> _Exercise prompt_: Retype the material that follows, keeping every word as it is.

#### Data supplied

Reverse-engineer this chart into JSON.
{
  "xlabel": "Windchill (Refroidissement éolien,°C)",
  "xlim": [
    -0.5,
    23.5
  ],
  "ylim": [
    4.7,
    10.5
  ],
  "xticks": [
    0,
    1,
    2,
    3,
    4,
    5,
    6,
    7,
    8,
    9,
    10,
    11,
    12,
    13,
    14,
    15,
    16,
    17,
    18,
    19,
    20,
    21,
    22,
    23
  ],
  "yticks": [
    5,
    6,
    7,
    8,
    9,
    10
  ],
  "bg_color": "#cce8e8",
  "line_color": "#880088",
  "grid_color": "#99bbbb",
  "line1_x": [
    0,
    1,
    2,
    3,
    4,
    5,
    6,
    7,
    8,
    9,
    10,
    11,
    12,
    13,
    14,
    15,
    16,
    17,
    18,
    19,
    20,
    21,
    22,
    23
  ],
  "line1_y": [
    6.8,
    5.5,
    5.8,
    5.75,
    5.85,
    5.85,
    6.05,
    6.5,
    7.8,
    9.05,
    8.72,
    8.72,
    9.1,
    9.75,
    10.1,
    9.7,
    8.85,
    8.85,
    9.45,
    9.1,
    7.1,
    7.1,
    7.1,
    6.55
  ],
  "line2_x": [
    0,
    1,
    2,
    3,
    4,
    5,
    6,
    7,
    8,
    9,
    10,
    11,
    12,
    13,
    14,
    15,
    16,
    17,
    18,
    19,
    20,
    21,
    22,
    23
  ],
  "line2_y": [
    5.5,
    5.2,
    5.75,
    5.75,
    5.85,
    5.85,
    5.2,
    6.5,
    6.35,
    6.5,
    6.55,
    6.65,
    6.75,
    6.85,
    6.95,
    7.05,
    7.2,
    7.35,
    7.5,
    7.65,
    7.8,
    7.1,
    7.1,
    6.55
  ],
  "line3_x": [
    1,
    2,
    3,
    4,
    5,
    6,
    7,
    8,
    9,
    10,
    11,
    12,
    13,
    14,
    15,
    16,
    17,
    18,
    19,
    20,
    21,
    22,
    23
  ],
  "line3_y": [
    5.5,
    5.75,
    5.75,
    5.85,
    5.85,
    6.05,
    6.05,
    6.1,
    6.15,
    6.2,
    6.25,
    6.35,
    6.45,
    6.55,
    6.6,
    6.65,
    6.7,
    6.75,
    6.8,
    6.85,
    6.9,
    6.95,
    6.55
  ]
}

########

> _Finished task_:
Reverse-engineer this chart into JSON.
{
  "xlabel": "Windchill (Refroidissement éolien,°C)",
  "xlim": [
    -0.5,
    23.5
  ],
  "ylim": [
    4.7,
    10.5
  ],
  "xticks": [
    0,
    1,
    2,
    3,
    4,
    5,
    6,
    7,
    8,
    9,
    10,
    11,
    12,
    13,
    14,
    15,
    16,
    17,
    18,
    19,
    20,
    21,
    22,
    23
  ],
  "yticks": [
    5,
    6,
    7,
    8,
    9,
    10
  ],
  "bg_color": "#cce8e8",
  "line_color": "#880088",
  "grid_color": "#99bbbb",
  "line1_x": [
    0,
    1,
    2,
    3,
    4,
    5,
    6,
    7,
    8,
    9,
    10,
    11,
    12,
    13,
    14,
    15,
    16,
    17,
    18,
    19,
    20,
    21,
    22,
    23
  ],
  "line1_y": [
    6.8,
    5.5,
    5.8,
    5.75,
    5.85,
    5.85,
    6.05,
    6.5,
    7.8,
    9.05,
    8.72,
    8.72,
    9.1,
    9.75,
    10.1,
    9.7,
    8.85,
    8.85,
    9.45,
    9.1,
    7.1,
    7.1,
    7.1,
    6.55
  ],
  "line2_x": [
    0,
    1,
    2,
    3,
    4,
    5,
    6,
    7,
    8,
    9,
    10,
    11,
    12,
    13,
    14,
    15,
    16,
    17,
    18,
    19,
    20,
    21,
    22,
    23
  ],
  "line2_y": [
    5.5,
    5.2,
    5.75,
    5.75,
    5.85,
    5.85,
    5.2,
    6.5,
    6.35,
    6.5,
    6.55,
    6.65,
    6.75,
    6.85,
    6.95,
    7.05,
    7.2,
    7.35,
    7.5,
    7.65,
    7.8,
    7.1,
    7.1,
    6.55
  ],
  "line3_x": [
    1,
    2,
    3,
    4,
    5,
    6,
    7,
    8,
    9,
    10,
    11,
    12,
    13,
    14,
    15,
    16,
    17,
    18,
    19,
    20,
    21,
    22,
    23
  ],
  "line3_y": [
    5.5,
    5.75,
    5.75,
    5.85,
    5.85,
    6.05,
    6.05,
    6.1,
    6.15,
    6.2,
    6.25,
    6.35,
    6.45,
    6.55,
    6.6,
    6.65,
    6.7,
    6.75,
    6.8,
    6.85,
    6.9,
    6.95,
    6.55
  ]
}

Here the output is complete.